# Request
Copy each line with the word "this" in it.

# Data provided
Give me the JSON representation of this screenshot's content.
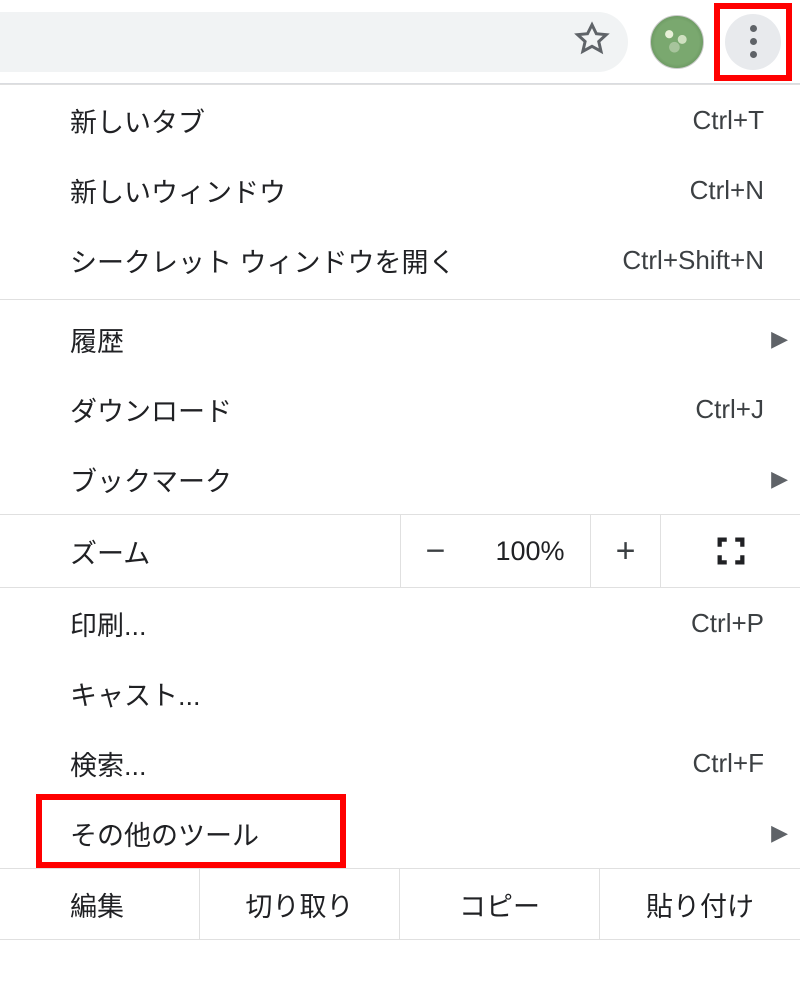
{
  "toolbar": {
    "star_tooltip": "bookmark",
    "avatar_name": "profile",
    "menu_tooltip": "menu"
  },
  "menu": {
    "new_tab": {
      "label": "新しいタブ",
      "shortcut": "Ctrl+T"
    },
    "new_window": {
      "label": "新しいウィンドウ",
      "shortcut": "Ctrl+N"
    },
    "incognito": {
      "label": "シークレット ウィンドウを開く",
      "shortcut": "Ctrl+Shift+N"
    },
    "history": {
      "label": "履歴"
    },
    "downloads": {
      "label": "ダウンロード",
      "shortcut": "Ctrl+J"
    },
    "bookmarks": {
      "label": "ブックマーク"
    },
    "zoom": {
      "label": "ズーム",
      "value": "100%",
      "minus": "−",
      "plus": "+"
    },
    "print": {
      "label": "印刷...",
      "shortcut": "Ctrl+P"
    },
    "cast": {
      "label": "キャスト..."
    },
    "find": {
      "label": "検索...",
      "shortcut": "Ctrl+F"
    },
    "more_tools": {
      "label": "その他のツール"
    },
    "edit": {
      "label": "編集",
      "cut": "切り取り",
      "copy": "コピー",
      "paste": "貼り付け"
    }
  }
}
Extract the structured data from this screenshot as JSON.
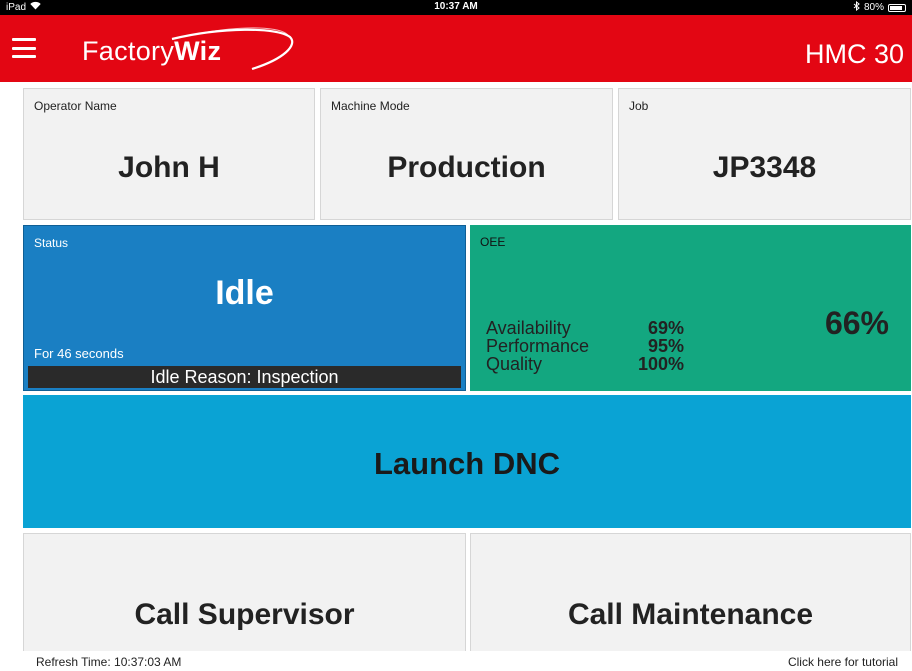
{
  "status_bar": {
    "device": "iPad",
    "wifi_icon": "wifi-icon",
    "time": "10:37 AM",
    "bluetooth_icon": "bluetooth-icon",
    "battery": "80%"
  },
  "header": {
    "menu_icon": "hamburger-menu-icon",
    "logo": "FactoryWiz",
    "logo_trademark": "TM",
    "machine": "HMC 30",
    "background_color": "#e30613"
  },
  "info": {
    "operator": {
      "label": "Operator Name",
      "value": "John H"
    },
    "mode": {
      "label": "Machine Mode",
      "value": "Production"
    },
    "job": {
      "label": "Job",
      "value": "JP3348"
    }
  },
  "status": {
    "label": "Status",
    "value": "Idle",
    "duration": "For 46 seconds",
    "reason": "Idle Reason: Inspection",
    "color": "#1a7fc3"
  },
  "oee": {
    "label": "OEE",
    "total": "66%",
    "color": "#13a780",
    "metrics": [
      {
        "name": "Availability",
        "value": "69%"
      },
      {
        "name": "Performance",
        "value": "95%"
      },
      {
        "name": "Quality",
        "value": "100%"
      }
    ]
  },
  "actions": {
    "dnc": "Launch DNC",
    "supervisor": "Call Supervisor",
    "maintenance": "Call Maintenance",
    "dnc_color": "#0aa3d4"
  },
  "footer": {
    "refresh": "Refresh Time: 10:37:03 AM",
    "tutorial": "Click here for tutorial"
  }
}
---
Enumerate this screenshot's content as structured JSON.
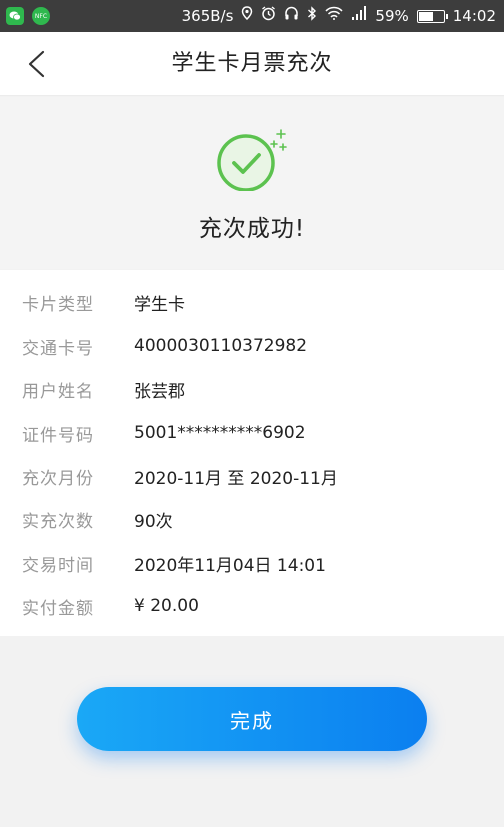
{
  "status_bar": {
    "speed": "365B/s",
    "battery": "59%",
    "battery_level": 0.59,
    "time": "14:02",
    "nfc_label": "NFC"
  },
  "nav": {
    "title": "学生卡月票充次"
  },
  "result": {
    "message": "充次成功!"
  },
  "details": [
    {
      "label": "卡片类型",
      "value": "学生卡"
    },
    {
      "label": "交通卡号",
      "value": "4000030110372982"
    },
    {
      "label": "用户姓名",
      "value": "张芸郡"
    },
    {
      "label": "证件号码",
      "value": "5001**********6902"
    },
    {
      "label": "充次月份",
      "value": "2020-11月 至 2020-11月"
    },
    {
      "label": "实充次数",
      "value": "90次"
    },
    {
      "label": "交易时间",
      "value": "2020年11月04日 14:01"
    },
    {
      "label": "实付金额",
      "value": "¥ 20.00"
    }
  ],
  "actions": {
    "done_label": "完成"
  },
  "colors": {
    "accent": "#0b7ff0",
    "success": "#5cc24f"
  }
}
* * *
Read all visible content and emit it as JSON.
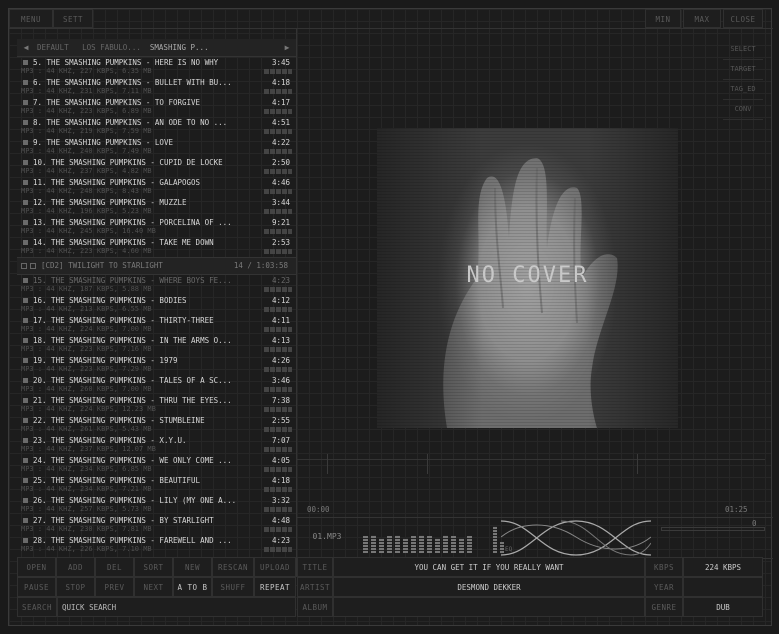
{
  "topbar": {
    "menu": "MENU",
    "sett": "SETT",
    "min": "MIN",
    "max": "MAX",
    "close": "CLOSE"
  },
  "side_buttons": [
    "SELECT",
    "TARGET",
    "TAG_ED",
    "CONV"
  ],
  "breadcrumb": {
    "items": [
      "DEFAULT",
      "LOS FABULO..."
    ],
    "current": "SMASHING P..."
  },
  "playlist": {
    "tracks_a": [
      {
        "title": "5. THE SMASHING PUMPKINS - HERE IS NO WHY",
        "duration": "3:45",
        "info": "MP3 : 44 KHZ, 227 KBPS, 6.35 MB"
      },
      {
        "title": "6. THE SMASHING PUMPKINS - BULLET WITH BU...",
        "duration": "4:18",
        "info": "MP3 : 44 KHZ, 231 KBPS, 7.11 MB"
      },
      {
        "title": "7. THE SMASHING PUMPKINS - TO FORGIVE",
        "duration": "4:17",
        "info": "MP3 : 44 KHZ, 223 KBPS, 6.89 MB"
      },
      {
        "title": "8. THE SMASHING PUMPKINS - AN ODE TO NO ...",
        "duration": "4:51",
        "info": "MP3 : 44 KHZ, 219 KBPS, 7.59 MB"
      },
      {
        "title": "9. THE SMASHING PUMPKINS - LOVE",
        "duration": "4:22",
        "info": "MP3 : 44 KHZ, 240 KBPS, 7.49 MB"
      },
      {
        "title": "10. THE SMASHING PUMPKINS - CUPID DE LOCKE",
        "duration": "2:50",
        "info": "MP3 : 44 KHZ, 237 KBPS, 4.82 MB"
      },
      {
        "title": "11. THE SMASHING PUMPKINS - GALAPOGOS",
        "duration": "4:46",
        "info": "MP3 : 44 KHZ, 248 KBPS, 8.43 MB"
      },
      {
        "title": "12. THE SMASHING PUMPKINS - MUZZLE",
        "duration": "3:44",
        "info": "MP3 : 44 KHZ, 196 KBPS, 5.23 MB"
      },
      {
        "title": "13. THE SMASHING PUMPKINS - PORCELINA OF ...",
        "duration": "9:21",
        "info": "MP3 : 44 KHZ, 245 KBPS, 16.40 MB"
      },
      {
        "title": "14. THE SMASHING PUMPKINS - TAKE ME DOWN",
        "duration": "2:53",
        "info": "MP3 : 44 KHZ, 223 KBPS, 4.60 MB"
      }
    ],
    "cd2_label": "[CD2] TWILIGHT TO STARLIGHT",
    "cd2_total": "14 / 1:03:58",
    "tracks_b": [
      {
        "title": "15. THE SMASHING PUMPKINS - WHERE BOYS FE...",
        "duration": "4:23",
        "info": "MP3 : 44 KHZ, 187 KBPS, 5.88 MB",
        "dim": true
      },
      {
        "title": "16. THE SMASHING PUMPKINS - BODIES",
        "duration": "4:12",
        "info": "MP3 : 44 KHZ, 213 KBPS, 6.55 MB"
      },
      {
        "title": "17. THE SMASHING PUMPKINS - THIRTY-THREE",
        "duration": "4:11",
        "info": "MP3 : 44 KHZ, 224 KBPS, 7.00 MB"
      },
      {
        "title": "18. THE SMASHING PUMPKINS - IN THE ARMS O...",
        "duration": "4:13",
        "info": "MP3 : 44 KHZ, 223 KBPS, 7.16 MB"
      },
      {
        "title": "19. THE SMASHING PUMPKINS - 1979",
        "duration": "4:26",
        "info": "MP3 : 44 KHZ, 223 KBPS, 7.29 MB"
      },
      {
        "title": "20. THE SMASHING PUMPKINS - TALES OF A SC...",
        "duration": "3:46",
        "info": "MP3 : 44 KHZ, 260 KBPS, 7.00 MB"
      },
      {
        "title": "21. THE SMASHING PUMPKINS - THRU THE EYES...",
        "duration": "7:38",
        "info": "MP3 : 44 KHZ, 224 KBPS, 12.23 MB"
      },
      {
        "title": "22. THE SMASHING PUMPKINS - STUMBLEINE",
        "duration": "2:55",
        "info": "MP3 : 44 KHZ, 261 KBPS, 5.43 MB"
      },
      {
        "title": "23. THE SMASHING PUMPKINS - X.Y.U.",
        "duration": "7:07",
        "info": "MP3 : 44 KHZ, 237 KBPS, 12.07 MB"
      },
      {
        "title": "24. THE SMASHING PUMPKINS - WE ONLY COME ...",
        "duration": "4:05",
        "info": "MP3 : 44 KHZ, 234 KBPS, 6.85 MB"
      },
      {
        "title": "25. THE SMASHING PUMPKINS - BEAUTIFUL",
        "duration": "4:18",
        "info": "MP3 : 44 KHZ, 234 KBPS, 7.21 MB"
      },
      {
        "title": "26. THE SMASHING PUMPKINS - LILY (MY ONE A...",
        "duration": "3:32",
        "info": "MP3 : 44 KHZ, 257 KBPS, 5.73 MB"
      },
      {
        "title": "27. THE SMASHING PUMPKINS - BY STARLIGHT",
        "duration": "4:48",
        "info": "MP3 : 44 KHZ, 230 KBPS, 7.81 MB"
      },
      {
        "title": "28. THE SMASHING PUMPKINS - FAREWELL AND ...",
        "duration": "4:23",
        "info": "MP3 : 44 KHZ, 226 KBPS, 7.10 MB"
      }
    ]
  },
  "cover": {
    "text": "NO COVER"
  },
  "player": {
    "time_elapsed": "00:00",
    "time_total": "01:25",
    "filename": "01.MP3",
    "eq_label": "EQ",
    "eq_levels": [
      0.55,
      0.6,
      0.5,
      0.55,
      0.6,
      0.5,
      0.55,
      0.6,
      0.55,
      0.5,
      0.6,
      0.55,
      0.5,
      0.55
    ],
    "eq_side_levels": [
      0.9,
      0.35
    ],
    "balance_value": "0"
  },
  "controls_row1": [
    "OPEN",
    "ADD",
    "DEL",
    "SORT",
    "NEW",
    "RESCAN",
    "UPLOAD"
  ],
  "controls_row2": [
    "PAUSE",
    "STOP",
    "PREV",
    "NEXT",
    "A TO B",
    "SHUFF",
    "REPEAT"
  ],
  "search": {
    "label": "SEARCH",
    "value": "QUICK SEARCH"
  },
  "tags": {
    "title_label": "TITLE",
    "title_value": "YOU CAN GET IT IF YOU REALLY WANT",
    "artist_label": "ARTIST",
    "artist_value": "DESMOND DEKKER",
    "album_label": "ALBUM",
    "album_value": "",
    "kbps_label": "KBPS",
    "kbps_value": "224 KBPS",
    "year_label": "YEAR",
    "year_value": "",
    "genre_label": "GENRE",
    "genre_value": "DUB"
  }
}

# Finished answer
Give me the JSON representation of this screenshot's content.
Extract the structured data from this screenshot as JSON.
Enumerate this screenshot's content as structured JSON.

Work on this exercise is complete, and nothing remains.